§ TASK DETAILS
Copy out the final stretch of the listing: the line that contains "Enumerate this screenshot's" and all lines after it, exactly as they appear.

-- START DATA SECTION --

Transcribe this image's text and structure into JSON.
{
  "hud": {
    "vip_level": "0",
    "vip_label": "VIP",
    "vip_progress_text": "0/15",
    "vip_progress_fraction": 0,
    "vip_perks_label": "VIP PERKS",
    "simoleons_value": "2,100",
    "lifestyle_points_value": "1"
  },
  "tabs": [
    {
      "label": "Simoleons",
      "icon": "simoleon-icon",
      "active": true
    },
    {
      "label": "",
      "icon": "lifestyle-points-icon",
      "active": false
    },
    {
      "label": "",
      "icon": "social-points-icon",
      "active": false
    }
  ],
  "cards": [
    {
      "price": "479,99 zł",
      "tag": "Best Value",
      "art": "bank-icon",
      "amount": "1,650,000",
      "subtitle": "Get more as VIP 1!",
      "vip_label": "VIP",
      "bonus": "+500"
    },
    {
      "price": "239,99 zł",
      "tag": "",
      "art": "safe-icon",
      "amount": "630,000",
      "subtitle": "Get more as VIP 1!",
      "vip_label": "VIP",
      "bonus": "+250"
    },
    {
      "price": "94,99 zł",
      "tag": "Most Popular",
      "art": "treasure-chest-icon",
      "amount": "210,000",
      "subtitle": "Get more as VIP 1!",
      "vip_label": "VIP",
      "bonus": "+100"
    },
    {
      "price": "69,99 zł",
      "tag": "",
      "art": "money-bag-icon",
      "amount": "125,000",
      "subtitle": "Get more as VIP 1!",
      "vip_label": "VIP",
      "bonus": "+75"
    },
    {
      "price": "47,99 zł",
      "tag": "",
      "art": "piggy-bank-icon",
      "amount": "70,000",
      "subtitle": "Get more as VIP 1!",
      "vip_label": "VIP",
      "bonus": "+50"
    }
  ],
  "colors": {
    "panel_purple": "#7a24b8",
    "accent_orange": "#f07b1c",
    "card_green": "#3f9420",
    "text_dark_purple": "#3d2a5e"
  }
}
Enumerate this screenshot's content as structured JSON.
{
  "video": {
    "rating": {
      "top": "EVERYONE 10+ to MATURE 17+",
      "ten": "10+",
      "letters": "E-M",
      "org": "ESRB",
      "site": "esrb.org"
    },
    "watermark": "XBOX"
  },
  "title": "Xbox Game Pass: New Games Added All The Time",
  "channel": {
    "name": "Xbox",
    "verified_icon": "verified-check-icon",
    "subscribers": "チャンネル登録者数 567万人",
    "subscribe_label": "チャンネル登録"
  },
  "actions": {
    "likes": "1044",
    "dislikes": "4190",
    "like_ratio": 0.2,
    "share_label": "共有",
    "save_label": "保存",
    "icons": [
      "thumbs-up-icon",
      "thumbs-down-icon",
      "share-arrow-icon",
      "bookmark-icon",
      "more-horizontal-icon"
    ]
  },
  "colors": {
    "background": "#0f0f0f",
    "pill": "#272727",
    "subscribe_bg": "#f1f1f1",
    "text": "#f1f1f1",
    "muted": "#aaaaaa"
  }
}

-- END DATA SECTION --

§ RESPONSE TO THIS TASK
Enumerate this screenshot's content as structured JSON.
{
  "video": {
    "rating": {
      "top": "EVERYONE 10+ to MATURE 17+",
      "ten": "10+",
      "letters": "E-M",
      "org": "ESRB",
      "site": "esrb.org"
    },
    "watermark": "XBOX"
  },
  "title": "Xbox Game Pass: New Games Added All The Time",
  "channel": {
    "name": "Xbox",
    "verified_icon": "verified-check-icon",
    "subscribers": "チャンネル登録者数 567万人",
    "subscribe_label": "チャンネル登録"
  },
  "actions": {
    "likes": "1044",
    "dislikes": "4190",
    "like_ratio": 0.2,
    "share_label": "共有",
    "save_label": "保存",
    "icons": [
      "thumbs-up-icon",
      "thumbs-down-icon",
      "share-arrow-icon",
      "bookmark-icon",
      "more-horizontal-icon"
    ]
  },
  "colors": {
    "background": "#0f0f0f",
    "pill": "#272727",
    "subscribe_bg": "#f1f1f1",
    "text": "#f1f1f1",
    "muted": "#aaaaaa"
  }
}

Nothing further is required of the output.